**Excerpt provided:**
# # #
- Genres: Irish folk;
- Years active: 2022–present
- Label: Warner Records
- Members: Robbie Cunningham; Oisín McCaffrey; Ross McNerney;
- Website: ambleofficial.com

= Amble (band) =

Irish folk band

Amble is an Irish folk band formed in 2022. The band's members are Robbie Cunningham, Oisín McCaffrey, and Ross McNerney.

== History ==
The band was originally formed by Cunningham and McCaffrey as a duo in 2022. Their main aim was to play cover songs in pubs in order to obtain free pints. McNerney was added to the band due to his skills playing the mandolin and banjo.

After playing a concert in Leitrim, McNerney suggested that the band become a serious endeavor. At the time, McCaffrey was working as a data scientist and programmer at Pfizer, Cunningham was a primary school teacher in Terenure, and McNerney was a secondary school teacher in Longford.

By 2024, all three members had quit their jobs after signing a recording contract with Warner Records. When Cunningham told his father that he would quit his job, his father responded with the phrase, "throw the trout out to catch the salmon". The phrase, which the band has described as "resonating", has appeared on official merchandise.
# # #
**Stored data:**

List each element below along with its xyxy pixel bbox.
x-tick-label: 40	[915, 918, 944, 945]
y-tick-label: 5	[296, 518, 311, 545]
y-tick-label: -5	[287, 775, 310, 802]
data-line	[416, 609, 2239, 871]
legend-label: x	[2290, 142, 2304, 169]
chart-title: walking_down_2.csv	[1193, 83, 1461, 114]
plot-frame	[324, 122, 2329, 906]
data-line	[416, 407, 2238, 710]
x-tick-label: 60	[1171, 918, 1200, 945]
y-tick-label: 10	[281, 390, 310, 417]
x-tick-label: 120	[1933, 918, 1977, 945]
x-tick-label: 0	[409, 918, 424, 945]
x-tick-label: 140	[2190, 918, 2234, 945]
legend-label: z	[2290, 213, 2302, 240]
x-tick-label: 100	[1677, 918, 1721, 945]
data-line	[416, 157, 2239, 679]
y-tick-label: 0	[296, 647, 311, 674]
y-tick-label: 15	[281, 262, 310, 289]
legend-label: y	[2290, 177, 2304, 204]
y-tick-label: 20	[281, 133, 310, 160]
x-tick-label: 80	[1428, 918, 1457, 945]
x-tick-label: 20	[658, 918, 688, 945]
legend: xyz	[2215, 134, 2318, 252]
# # #
**Set tasks:**
1. According to the article on Amble, which instruments did McNerney's playing skills cover when he was added to the band?
2. Reproduce a passage from the article on Amble word for word, beginning at the words "By 2024, all" and stopping after "on official merchandise.".

**Solution set:**
1. The mandolin and banjo.

2.
By 2024, all three members had quit their jobs after signing a recording contract with Warner Records. When Cunningham told his father that he would quit his job, his father responded with the phrase, "throw the trout out to catch the salmon". The phrase, which the band has described as "resonating", has appeared on official merchandise.